Collection entries:
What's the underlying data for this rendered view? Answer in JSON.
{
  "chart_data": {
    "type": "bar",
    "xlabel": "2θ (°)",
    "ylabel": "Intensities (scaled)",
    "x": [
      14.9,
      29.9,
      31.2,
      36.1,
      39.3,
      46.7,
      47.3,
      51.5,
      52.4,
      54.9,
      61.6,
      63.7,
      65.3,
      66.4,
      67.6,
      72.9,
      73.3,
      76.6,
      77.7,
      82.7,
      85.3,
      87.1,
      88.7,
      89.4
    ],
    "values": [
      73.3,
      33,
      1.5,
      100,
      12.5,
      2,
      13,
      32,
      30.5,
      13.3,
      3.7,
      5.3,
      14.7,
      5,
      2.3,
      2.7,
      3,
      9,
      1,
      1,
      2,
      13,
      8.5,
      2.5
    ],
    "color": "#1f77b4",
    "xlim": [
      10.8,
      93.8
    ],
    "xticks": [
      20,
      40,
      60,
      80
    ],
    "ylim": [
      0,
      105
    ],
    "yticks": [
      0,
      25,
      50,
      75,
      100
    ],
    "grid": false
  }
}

What is expected =
Copy out all of the records shown above exactly.

Answer to this task =
What's the underlying data for this rendered view? Answer in JSON.
{
  "chart_data": {
    "type": "bar",
    "xlabel": "2θ (°)",
    "ylabel": "Intensities (scaled)",
    "x": [
      14.9,
      29.9,
      31.2,
      36.1,
      39.3,
      46.7,
      47.3,
      51.5,
      52.4,
      54.9,
      61.6,
      63.7,
      65.3,
      66.4,
      67.6,
      72.9,
      73.3,
      76.6,
      77.7,
      82.7,
      85.3,
      87.1,
      88.7,
      89.4
    ],
    "values": [
      73.3,
      33,
      1.5,
      100,
      12.5,
      2,
      13,
      32,
      30.5,
      13.3,
      3.7,
      5.3,
      14.7,
      5,
      2.3,
      2.7,
      3,
      9,
      1,
      1,
      2,
      13,
      8.5,
      2.5
    ],
    "color": "#1f77b4",
    "xlim": [
      10.8,
      93.8
    ],
    "xticks": [
      20,
      40,
      60,
      80
    ],
    "ylim": [
      0,
      105
    ],
    "yticks": [
      0,
      25,
      50,
      75,
      100
    ],
    "grid": false
  }
}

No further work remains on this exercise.